#### Recorded information

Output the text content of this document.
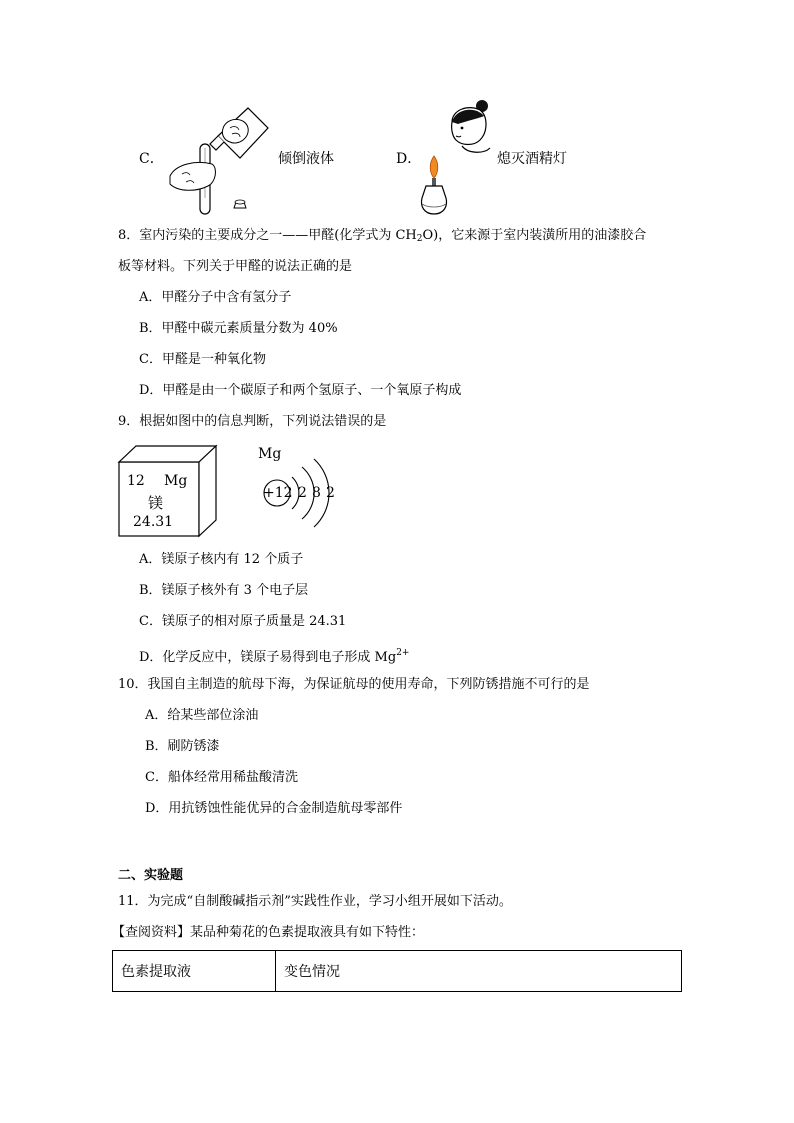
C．	倾倒液体	D．	熄灭酒精灯
8．室内污染的主要成分之一——甲醛(化学式为 $CH_2O$)，它来源于室内装潢所用的油漆胶合
板等材料。下列关于甲醛的说法正确的是
A．甲醛分子中含有氢分子
B．甲醛中碳元素质量分数为 40%
C．甲醛是一种氧化物
D．甲醛是由一个碳原子和两个氢原子、一个氧原子构成
9．根据如图中的信息判断，下列说法错误的是
12 Mg
镁
24.31
Mg
+12 2 8 2
A．镁原子核内有 12 个质子
B．镁原子核外有 3 个电子层
C．镁原子的相对原子质量是 24.31
D．化学反应中，镁原子易得到电子形成 $Mg^{2+}$
10．我国自主制造的航母下海，为保证航母的使用寿命，下列防锈措施不可行的是
A．给某些部位涂油
B．刷防锈漆
C．船体经常用稀盐酸清洗
D．用抗锈蚀性能优异的合金制造航母零部件
二、实验题
11．为完成“自制酸碱指示剂”实践性作业，学习小组开展如下活动。
【查阅资料】某品种菊花的色素提取液具有如下特性：
色素提取液	变色情况
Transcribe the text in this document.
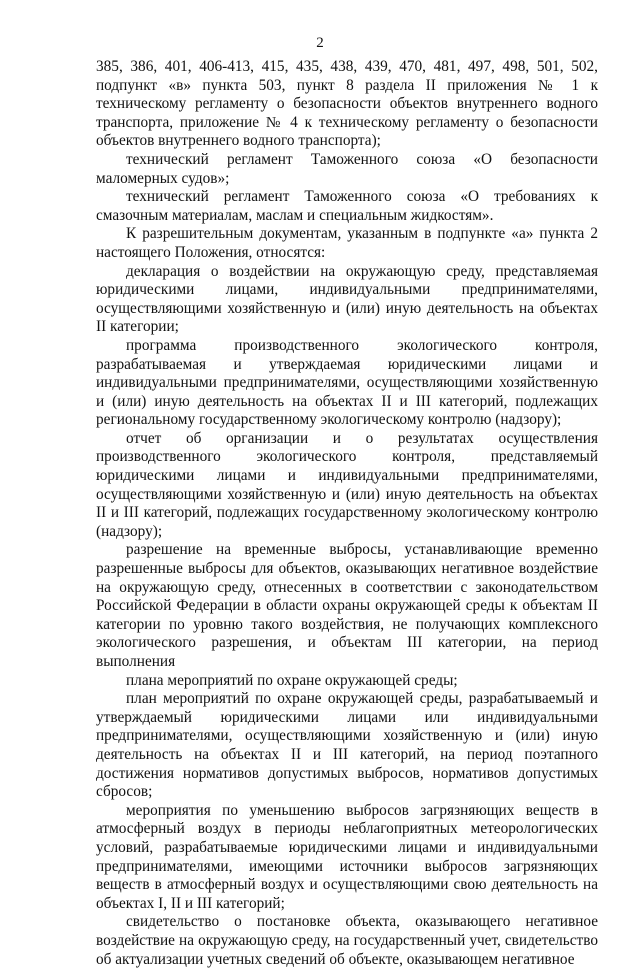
2

385, 386, 401, 406-413, 415, 435, 438, 439, 470, 481, 497, 498, 501, 502, подпункт «в» пункта 503, пункт 8 раздела II приложения № 1 к техническому регламенту о безопасности объектов внутреннего водного транспорта, приложение № 4 к техническому регламенту о безопасности объектов внутреннего водного транспорта);

технический регламент Таможенного союза «О безопасности маломерных судов»;

технический регламент Таможенного союза «О требованиях к смазочным материалам, маслам и специальным жидкостям».

К разрешительным документам, указанным в подпункте «а» пункта 2 настоящего Положения, относятся:

декларация о воздействии на окружающую среду, представляемая юридическими лицами, индивидуальными предпринимателями, осуществляющими хозяйственную и (или) иную деятельность на объектах II категории;

программа производственного экологического контроля, разрабатываемая и утверждаемая юридическими лицами и индивидуальными предпринимателями, осуществляющими хозяйственную и (или) иную деятельность на объектах II и III категорий, подлежащих региональному государственному экологическому контролю (надзору);

отчет об организации и о результатах осуществления производственного экологического контроля, представляемый юридическими лицами и индивидуальными предпринимателями, осуществляющими хозяйственную и (или) иную деятельность на объектах II и III категорий, подлежащих государственному экологическому контролю (надзору);

разрешение на временные выбросы, устанавливающие временно разрешенные выбросы для объектов, оказывающих негативное воздействие на окружающую среду, отнесенных в соответствии с законодательством Российской Федерации в области охраны окружающей среды к объектам II категории по уровню такого воздействия, не получающих комплексного экологического разрешения, и объектам III категории, на период выполнения

плана мероприятий по охране окружающей среды;

план мероприятий по охране окружающей среды, разрабатываемый и утверждаемый юридическими лицами или индивидуальными предпринимателями, осуществляющими хозяйственную и (или) иную деятельность на объектах II и III категорий, на период поэтапного достижения нормативов допустимых выбросов, нормативов допустимых сбросов;

мероприятия по уменьшению выбросов загрязняющих веществ в атмосферный воздух в периоды неблагоприятных метеорологических условий, разрабатываемые юридическими лицами и индивидуальными предпринимателями, имеющими источники выбросов загрязняющих веществ в атмосферный воздух и осуществляющими свою деятельность на объектах I, II и III категорий;

свидетельство о постановке объекта, оказывающего негативное воздействие на окружающую среду, на государственный учет, свидетельство об актуализации учетных сведений об объекте, оказывающем негативное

########

> **Problem to solve**
Every line should be retyped exactly, with the pictures omitted.

> **Output of the task**
Output the text content of this document.
C．	倾倒液体	D．	熄灭酒精灯
8．室内污染的主要成分之一——甲醛(化学式为 $CH_2O$)，它来源于室内装潢所用的油漆胶合
板等材料。下列关于甲醛的说法正确的是
A．甲醛分子中含有氢分子
B．甲醛中碳元素质量分数为 40%
C．甲醛是一种氧化物
D．甲醛是由一个碳原子和两个氢原子、一个氧原子构成
9．根据如图中的信息判断，下列说法错误的是
12 Mg
镁
24.31
Mg
+12 2 8 2
A．镁原子核内有 12 个质子
B．镁原子核外有 3 个电子层
C．镁原子的相对原子质量是 24.31
D．化学反应中，镁原子易得到电子形成 $Mg^{2+}$
10．我国自主制造的航母下海，为保证航母的使用寿命，下列防锈措施不可行的是
A．给某些部位涂油
B．刷防锈漆
C．船体经常用稀盐酸清洗
D．用抗锈蚀性能优异的合金制造航母零部件
二、实验题
11．为完成“自制酸碱指示剂”实践性作业，学习小组开展如下活动。
【查阅资料】某品种菊花的色素提取液具有如下特性：
色素提取液	变色情况
Transcribe the text in this document.
2

385, 386, 401, 406-413, 415, 435, 438, 439, 470, 481, 497, 498, 501, 502, подпункт «в» пункта 503, пункт 8 раздела II приложения № 1 к техническому регламенту о безопасности объектов внутреннего водного транспорта, приложение № 4 к техническому регламенту о безопасности объектов внутреннего водного транспорта);

технический регламент Таможенного союза «О безопасности маломерных судов»;

технический регламент Таможенного союза «О требованиях к смазочным материалам, маслам и специальным жидкостям».

К разрешительным документам, указанным в подпункте «а» пункта 2 настоящего Положения, относятся:

декларация о воздействии на окружающую среду, представляемая юридическими лицами, индивидуальными предпринимателями, осуществляющими хозяйственную и (или) иную деятельность на объектах II категории;

программа производственного экологического контроля, разрабатываемая и утверждаемая юридическими лицами и индивидуальными предпринимателями, осуществляющими хозяйственную и (или) иную деятельность на объектах II и III категорий, подлежащих региональному государственному экологическому контролю (надзору);

отчет об организации и о результатах осуществления производственного экологического контроля, представляемый юридическими лицами и индивидуальными предпринимателями, осуществляющими хозяйственную и (или) иную деятельность на объектах II и III категорий, подлежащих государственному экологическому контролю (надзору);

разрешение на временные выбросы, устанавливающие временно разрешенные выбросы для объектов, оказывающих негативное воздействие на окружающую среду, отнесенных в соответствии с законодательством Российской Федерации в области охраны окружающей среды к объектам II категории по уровню такого воздействия, не получающих комплексного экологического разрешения, и объектам III категории, на период выполнения

плана мероприятий по охране окружающей среды;

план мероприятий по охране окружающей среды, разрабатываемый и утверждаемый юридическими лицами или индивидуальными предпринимателями, осуществляющими хозяйственную и (или) иную деятельность на объектах II и III категорий, на период поэтапного достижения нормативов допустимых выбросов, нормативов допустимых сбросов;

мероприятия по уменьшению выбросов загрязняющих веществ в атмосферный воздух в периоды неблагоприятных метеорологических условий, разрабатываемые юридическими лицами и индивидуальными предпринимателями, имеющими источники выбросов загрязняющих веществ в атмосферный воздух и осуществляющими свою деятельность на объектах I, II и III категорий;

свидетельство о постановке объекта, оказывающего негативное воздействие на окружающую среду, на государственный учет, свидетельство об актуализации учетных сведений об объекте, оказывающем негативное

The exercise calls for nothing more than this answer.